• **GIVEN EXERCISE**:
Retype the data that follows line by line, exactly, and leave its pictures out.

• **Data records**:

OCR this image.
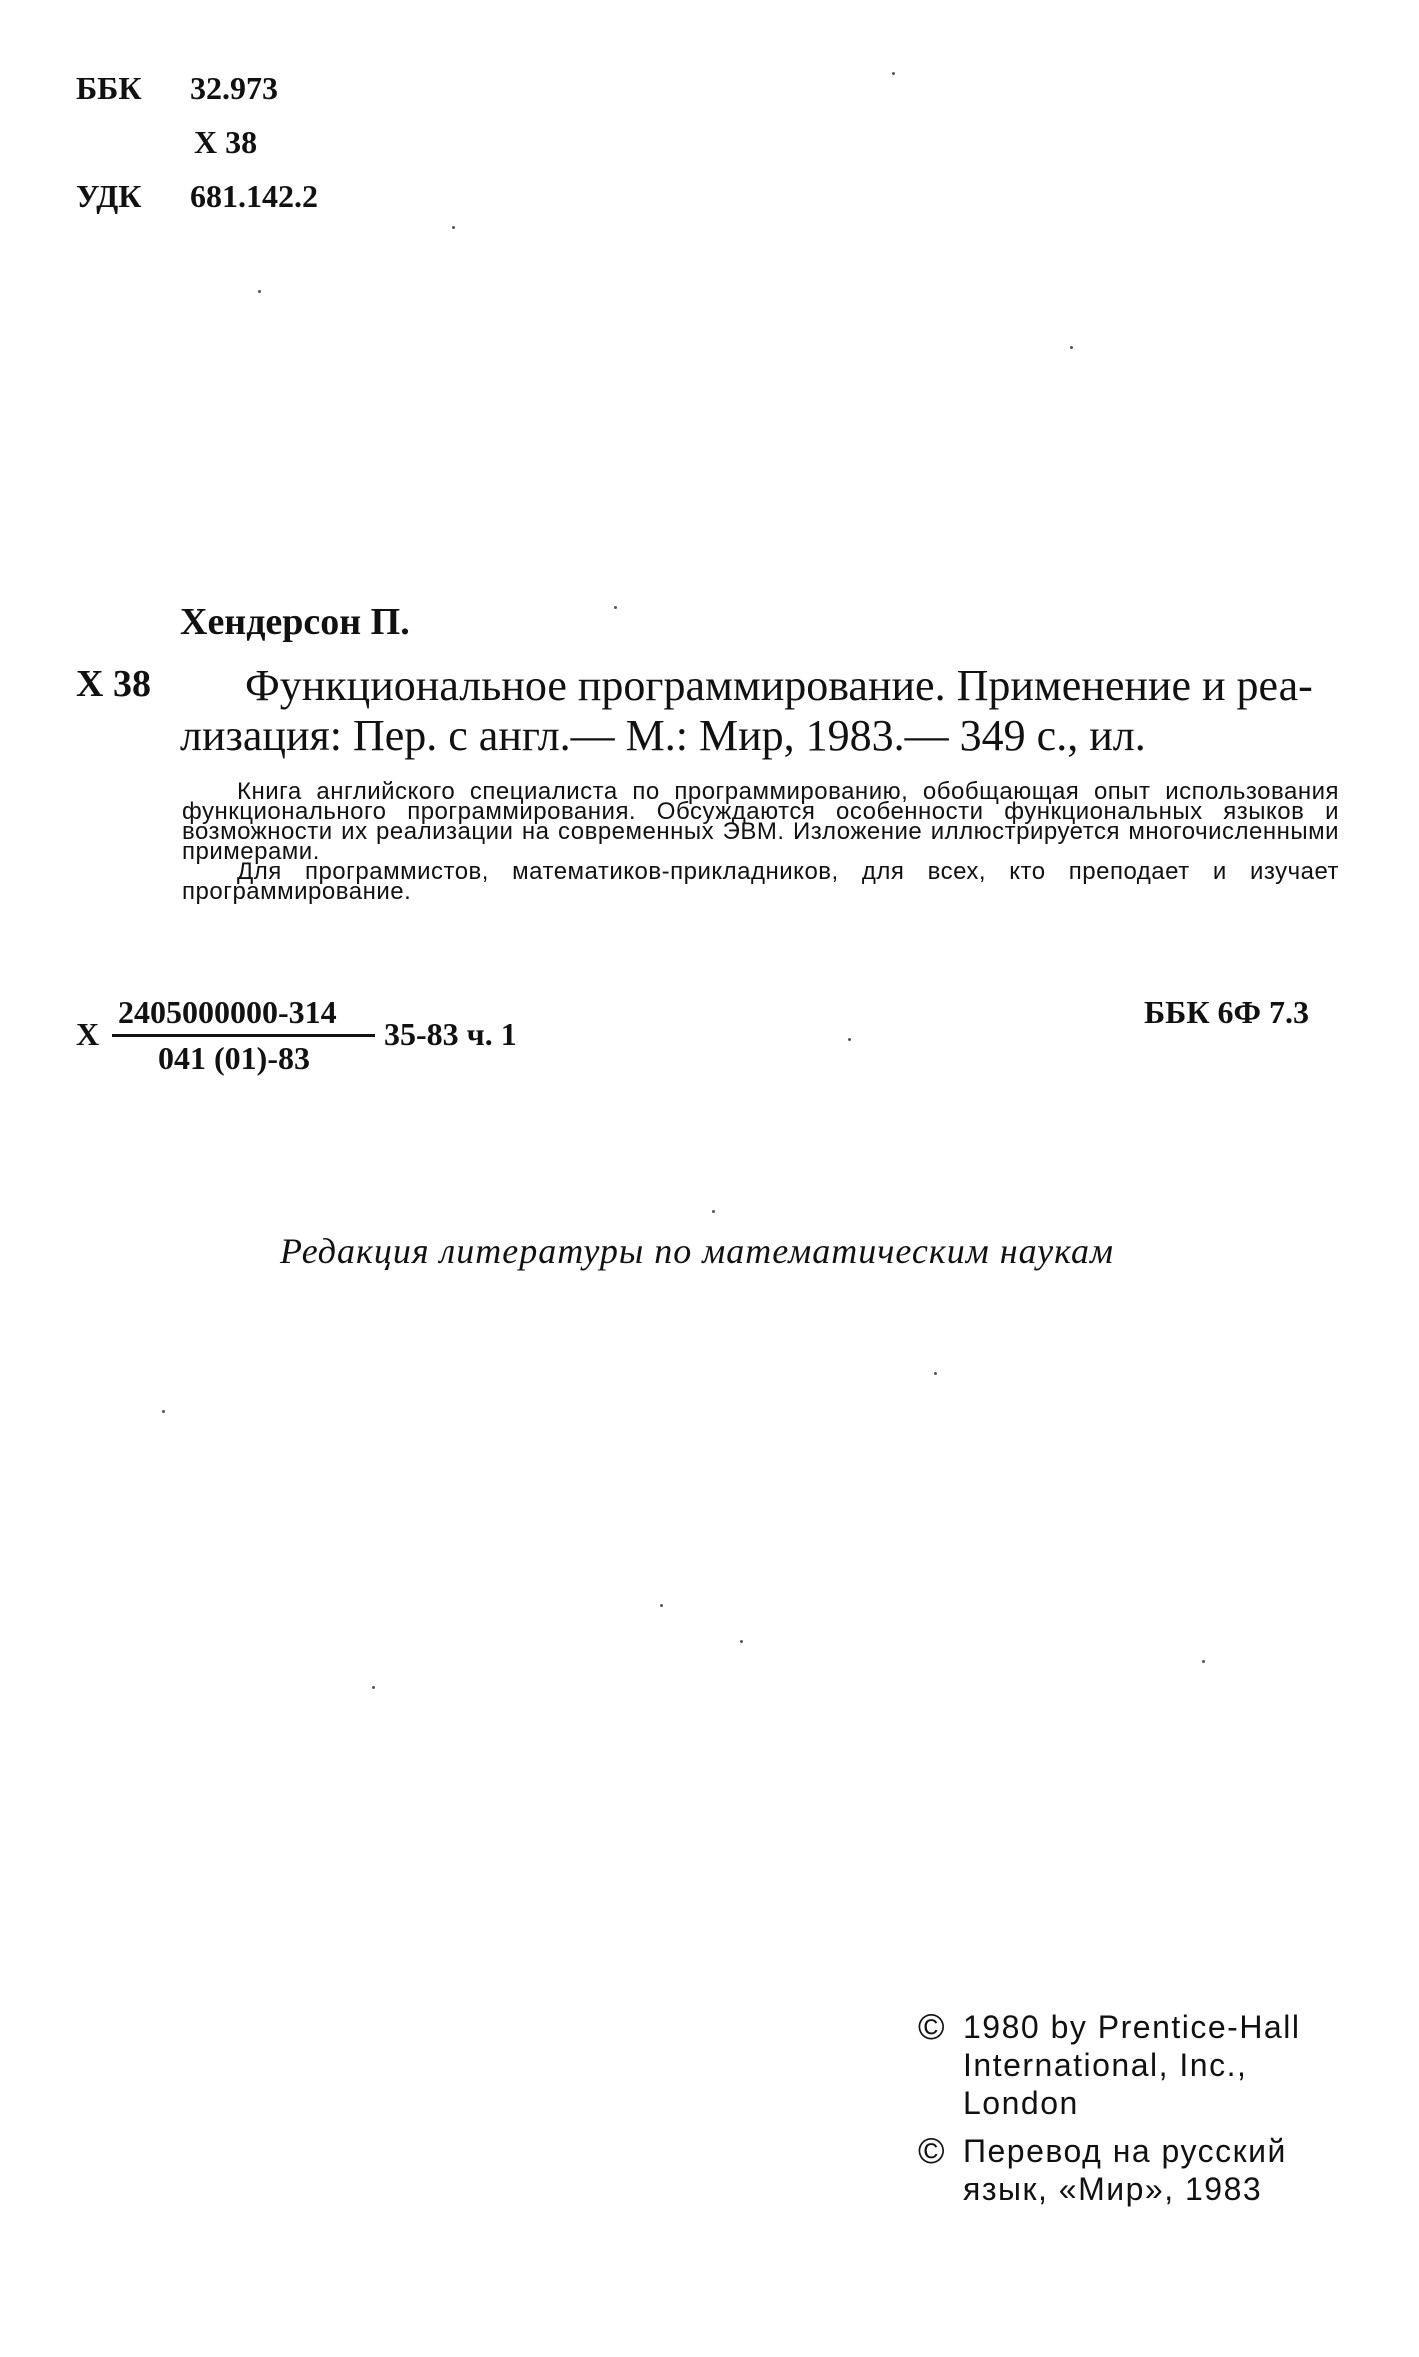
ББК 32.973
Х 38
УДК 681.142.2
Хендерсон П.
Х 38 Функциональное программирование. Применение и реа-
лизация: Пер. с англ.— М.: Мир, 1983.— 349 с., ил.

Книга английского специалиста по программированию, обобщающая опыт использования функционального программирования. Обсуждаются особенности функциональных языков и возможности их реализации на современных ЭВМ. Изложение иллюстрируется многочисленными примерами.

Для программистов, математиков-прикладников, для всех, кто преподает и изучает программирование.

Х
2405000000-314
041 (01)-83
35-83 ч. 1
ББК 6Ф 7.3
Редакция литературы по математическим наукам
© 1980 by Prentice-Hall
International, Inc.,
London
© Перевод на русский
язык, «Мир», 1983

• **TASK RESPONSE**:
OCR this image.
ББК 32.973
Х 38
УДК 681.142.2
Хендерсон П.
Х 38 Функциональное программирование. Применение и реа-
лизация: Пер. с англ.— М.: Мир, 1983.— 349 с., ил.

Книга английского специалиста по программированию, обобщающая опыт использования функционального программирования. Обсуждаются особенности функциональных языков и возможности их реализации на современных ЭВМ. Изложение иллюстрируется многочисленными примерами.

Для программистов, математиков-прикладников, для всех, кто преподает и изучает программирование.

Х
2405000000-314
041 (01)-83
35-83 ч. 1
ББК 6Ф 7.3
Редакция литературы по математическим наукам
© 1980 by Prentice-Hall
International, Inc.,
London
© Перевод на русский
язык, «Мир», 1983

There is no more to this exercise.